Mais ce beau succès, tant au théâtre qu'au cinéma et à la télévision, loin d'être terminé pour cette maman de deux filles de 9 et 11 ans, aurait bien pu ne jamais lui être offert… Celle qui semble si heureuse aujourd'hui a en effet connu bien des turbulences lorsqu'elle était adolescente. Une jeunesse chaotique, excessivement troublée, truffée d'écarts de conduite qui auraient pu la pousser à emprunter la voie de la délinquance, au lieu de celle de la gloire ! Aussi incroyable que cela puisse paraître, la jeune Cécile d'alors était ce qu'on appellerait aujourd'hui une demoiselle plutôt « borderline », une ado en marge de la société ! « Je n'étais pas trop dans le rang, je traînais avec des punks, des loubards, comme on disait à l'époque, des drogués », vient-elle de confier dans les pages de Gala.

_MATÉRIEL FOURNI_.

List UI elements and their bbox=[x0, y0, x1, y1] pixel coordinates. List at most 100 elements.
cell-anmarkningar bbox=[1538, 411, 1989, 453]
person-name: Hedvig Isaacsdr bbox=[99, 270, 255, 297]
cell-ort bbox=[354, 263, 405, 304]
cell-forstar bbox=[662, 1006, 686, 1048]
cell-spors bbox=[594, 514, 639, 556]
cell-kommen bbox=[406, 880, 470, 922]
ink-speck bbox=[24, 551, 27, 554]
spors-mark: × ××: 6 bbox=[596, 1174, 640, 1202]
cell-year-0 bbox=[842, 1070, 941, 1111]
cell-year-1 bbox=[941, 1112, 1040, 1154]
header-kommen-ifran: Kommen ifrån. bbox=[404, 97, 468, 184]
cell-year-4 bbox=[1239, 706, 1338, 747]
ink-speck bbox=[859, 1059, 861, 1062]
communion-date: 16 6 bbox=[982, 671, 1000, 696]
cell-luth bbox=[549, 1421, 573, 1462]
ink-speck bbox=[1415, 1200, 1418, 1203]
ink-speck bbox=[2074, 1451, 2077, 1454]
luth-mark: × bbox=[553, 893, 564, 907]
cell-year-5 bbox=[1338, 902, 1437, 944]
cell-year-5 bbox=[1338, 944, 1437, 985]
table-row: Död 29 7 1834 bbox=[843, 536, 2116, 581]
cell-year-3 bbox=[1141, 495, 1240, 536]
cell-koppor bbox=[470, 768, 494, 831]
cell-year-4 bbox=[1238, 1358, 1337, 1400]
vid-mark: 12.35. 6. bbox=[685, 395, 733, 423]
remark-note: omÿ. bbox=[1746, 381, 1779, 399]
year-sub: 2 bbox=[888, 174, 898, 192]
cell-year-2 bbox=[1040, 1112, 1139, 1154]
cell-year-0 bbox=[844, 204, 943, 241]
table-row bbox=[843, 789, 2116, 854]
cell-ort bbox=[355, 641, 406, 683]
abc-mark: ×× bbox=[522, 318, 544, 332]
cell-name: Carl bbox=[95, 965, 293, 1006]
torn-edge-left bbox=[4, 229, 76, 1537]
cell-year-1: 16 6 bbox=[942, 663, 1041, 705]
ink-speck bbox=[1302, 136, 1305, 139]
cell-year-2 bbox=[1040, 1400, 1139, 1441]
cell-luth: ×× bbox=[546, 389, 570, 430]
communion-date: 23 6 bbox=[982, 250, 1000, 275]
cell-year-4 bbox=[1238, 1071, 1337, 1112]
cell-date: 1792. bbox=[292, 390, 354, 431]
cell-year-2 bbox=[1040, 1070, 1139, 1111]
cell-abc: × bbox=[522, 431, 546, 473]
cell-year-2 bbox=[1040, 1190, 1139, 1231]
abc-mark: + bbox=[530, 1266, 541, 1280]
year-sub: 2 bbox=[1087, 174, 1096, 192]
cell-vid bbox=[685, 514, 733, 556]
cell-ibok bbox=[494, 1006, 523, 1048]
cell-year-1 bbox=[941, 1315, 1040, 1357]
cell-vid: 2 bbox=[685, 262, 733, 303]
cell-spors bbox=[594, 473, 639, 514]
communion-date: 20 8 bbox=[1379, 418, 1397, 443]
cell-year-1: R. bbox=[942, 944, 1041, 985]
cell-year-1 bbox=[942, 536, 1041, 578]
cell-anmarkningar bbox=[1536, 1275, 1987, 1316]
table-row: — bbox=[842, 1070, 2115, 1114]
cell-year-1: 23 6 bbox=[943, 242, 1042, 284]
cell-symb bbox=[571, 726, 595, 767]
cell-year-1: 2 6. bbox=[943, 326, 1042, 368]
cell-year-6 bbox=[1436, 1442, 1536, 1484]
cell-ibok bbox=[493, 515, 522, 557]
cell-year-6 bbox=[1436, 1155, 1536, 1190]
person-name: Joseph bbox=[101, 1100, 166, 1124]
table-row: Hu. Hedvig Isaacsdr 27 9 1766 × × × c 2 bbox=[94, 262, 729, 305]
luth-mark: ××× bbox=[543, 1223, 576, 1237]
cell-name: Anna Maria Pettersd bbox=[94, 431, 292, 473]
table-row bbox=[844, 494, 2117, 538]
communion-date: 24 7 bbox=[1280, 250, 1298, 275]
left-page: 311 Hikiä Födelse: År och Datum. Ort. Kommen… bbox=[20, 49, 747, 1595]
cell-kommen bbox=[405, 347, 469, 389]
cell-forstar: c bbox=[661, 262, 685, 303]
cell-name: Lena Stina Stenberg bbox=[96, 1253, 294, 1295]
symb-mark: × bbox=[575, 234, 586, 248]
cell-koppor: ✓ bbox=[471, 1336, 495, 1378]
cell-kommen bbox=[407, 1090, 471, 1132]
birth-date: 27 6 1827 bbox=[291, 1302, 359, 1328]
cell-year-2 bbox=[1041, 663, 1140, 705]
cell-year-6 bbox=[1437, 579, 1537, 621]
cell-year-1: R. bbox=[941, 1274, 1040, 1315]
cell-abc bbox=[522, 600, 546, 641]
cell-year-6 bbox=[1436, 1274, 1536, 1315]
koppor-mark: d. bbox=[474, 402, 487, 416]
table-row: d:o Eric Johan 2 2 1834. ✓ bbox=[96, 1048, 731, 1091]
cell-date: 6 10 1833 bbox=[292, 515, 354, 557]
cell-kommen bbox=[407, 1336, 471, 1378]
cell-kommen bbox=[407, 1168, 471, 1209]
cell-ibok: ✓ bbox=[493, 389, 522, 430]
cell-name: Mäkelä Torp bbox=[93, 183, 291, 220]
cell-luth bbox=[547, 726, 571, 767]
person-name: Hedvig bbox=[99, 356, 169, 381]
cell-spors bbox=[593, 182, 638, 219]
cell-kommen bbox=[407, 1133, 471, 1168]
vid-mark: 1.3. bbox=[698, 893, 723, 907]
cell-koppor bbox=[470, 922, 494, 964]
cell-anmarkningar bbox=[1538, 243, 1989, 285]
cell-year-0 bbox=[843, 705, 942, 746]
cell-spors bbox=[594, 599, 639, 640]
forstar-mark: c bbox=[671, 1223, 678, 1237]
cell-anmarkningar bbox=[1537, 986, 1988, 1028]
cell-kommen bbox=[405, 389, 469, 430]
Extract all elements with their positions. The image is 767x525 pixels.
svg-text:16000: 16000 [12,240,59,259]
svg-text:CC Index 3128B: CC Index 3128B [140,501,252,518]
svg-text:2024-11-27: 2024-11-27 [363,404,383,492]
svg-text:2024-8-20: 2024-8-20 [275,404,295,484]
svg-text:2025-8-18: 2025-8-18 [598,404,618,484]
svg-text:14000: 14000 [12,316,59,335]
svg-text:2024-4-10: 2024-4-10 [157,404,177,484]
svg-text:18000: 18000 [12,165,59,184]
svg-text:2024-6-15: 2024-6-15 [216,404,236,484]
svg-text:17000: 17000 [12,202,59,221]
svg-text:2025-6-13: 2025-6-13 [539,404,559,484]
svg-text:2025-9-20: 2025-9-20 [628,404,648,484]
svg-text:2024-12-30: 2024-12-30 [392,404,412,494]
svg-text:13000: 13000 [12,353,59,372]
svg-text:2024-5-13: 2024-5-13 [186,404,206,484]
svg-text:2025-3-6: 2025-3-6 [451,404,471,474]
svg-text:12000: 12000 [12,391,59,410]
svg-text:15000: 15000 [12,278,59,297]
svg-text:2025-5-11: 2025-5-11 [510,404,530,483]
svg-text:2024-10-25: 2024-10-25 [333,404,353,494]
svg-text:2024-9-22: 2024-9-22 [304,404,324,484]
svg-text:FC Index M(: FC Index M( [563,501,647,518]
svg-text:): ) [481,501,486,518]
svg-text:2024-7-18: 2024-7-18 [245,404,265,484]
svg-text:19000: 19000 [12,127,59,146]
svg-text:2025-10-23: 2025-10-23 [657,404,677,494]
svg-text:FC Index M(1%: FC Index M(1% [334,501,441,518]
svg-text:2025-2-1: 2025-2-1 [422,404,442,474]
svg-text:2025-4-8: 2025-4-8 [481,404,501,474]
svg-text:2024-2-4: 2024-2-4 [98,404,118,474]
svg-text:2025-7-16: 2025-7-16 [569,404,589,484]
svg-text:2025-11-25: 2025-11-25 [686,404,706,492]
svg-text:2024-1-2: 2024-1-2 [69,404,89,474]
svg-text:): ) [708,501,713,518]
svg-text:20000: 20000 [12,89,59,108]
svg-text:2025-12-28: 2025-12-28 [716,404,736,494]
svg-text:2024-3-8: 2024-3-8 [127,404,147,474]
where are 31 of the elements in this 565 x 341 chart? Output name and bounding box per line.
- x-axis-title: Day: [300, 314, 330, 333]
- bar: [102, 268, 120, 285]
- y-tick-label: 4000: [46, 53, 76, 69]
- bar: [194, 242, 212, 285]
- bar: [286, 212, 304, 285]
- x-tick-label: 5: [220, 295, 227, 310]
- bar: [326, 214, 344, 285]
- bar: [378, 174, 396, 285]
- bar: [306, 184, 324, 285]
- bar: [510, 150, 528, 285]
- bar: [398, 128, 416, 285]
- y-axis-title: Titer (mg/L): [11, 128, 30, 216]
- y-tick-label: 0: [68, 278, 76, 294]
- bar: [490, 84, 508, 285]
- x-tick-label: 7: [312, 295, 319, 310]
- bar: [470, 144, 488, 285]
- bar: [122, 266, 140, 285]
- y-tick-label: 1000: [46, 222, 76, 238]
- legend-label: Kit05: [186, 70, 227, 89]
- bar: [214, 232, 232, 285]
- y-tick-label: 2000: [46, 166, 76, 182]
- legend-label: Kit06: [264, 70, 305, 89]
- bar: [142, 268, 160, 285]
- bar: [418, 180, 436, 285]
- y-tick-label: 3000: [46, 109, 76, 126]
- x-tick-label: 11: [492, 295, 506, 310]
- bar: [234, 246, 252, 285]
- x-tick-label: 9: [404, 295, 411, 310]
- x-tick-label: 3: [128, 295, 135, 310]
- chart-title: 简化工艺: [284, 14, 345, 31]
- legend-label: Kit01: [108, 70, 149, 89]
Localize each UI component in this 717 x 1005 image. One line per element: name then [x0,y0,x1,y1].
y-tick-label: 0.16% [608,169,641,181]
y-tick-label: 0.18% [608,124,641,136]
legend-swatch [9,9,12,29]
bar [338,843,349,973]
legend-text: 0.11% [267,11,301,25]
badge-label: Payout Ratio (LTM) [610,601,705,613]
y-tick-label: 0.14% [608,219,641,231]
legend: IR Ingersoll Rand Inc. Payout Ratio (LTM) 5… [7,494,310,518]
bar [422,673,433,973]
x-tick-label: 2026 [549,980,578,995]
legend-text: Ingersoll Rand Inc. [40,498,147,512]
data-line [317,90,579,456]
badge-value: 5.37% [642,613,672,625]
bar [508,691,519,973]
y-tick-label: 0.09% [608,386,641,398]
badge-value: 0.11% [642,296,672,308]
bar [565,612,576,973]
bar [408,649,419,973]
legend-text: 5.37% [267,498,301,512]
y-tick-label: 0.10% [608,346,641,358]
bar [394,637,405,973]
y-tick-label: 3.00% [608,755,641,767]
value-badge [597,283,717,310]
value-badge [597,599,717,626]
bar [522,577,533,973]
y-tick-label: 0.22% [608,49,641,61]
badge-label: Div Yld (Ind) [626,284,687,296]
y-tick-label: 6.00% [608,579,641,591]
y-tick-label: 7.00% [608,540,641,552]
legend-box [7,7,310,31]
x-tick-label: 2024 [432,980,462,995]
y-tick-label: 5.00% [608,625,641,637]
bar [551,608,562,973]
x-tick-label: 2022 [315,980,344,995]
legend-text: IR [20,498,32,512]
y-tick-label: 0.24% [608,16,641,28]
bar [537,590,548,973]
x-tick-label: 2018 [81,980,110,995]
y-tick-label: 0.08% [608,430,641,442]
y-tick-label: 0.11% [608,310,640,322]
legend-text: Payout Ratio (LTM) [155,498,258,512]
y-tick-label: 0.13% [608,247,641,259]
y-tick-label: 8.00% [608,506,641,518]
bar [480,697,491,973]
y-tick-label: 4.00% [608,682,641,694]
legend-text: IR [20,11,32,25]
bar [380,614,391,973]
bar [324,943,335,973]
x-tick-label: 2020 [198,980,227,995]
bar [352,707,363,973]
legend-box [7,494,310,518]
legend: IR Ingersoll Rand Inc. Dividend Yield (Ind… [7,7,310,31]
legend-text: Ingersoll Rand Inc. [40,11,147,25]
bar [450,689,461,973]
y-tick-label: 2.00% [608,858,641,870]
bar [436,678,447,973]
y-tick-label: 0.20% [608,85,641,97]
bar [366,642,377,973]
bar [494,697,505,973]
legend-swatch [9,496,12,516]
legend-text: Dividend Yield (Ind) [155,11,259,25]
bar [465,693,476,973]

_CONSIGNE A_. Recopiez le passage du texte source qui va de « Mais ce beau » à « pages de Gala. », ces deux bornes comprises.
_CONSIGNE B_. D'après le texte source, dans quels domaines Cécile connaît-elle le succès ? Donnez-les tous.
Le matériel fourni n'intervient pas ici.

_VOTRE RÉPONSE A_.
Mais ce beau succès, tant au théâtre qu'au cinéma et à la télévision, loin d'être terminé pour cette maman de deux filles de 9 et 11 ans, aurait bien pu ne jamais lui être offert… Celle qui semble si heureuse aujourd'hui a en effet connu bien des turbulences lorsqu'elle était adolescente. Une jeunesse chaotique, excessivement troublée, truffée d'écarts de conduite qui auraient pu la pousser à emprunter la voie de la délinquance, au lieu de celle de la gloire ! Aussi incroyable que cela puisse paraître, la jeune Cécile d'alors était ce qu'on appellerait aujourd'hui une demoiselle plutôt « borderline », une ado en marge de la société ! « Je n'étais pas trop dans le rang, je traînais avec des punks, des loubards, comme on disait à l'époque, des drogués », vient-elle de confier dans les pages de Gala.

_VOTRE RÉPONSE B_. Le théâtre, le cinéma et la télévision.